[Goal]:
Copy the records below exactly as they are written.

[Supplied entries]:
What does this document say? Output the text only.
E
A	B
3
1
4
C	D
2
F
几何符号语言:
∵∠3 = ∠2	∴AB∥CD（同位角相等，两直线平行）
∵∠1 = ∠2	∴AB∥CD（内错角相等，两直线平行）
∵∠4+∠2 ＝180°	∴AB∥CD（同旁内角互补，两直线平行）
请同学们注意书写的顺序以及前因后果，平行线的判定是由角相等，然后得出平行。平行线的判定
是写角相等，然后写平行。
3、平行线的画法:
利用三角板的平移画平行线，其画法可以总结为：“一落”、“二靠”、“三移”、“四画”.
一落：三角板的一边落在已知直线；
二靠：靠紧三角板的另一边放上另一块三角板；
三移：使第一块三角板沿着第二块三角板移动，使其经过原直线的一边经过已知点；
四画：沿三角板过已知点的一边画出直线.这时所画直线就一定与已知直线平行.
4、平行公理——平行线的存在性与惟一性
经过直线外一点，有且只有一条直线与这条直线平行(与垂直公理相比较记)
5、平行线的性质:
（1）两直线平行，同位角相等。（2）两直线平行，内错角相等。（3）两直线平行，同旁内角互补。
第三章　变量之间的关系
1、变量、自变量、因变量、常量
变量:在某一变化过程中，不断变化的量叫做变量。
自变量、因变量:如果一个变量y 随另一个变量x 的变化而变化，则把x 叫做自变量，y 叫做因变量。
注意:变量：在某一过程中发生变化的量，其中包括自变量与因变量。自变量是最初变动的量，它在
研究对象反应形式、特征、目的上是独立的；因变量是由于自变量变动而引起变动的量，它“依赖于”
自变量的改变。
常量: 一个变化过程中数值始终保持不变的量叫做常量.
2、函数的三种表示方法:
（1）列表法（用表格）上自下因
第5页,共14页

[Complete response]:
What does this document say? Output the text only.
E
A	B
3
1
4
C	D
2
F
几何符号语言:
∵∠3 = ∠2	∴AB∥CD（同位角相等，两直线平行）
∵∠1 = ∠2	∴AB∥CD（内错角相等，两直线平行）
∵∠4+∠2 ＝180°	∴AB∥CD（同旁内角互补，两直线平行）
请同学们注意书写的顺序以及前因后果，平行线的判定是由角相等，然后得出平行。平行线的判定
是写角相等，然后写平行。
3、平行线的画法:
利用三角板的平移画平行线，其画法可以总结为：“一落”、“二靠”、“三移”、“四画”.
一落：三角板的一边落在已知直线；
二靠：靠紧三角板的另一边放上另一块三角板；
三移：使第一块三角板沿着第二块三角板移动，使其经过原直线的一边经过已知点；
四画：沿三角板过已知点的一边画出直线.这时所画直线就一定与已知直线平行.
4、平行公理——平行线的存在性与惟一性
经过直线外一点，有且只有一条直线与这条直线平行(与垂直公理相比较记)
5、平行线的性质:
（1）两直线平行，同位角相等。（2）两直线平行，内错角相等。（3）两直线平行，同旁内角互补。
第三章　变量之间的关系
1、变量、自变量、因变量、常量
变量:在某一变化过程中，不断变化的量叫做变量。
自变量、因变量:如果一个变量y 随另一个变量x 的变化而变化，则把x 叫做自变量，y 叫做因变量。
注意:变量：在某一过程中发生变化的量，其中包括自变量与因变量。自变量是最初变动的量，它在
研究对象反应形式、特征、目的上是独立的；因变量是由于自变量变动而引起变动的量，它“依赖于”
自变量的改变。
常量: 一个变化过程中数值始终保持不变的量叫做常量.
2、函数的三种表示方法:
（1）列表法（用表格）上自下因
第5页,共14页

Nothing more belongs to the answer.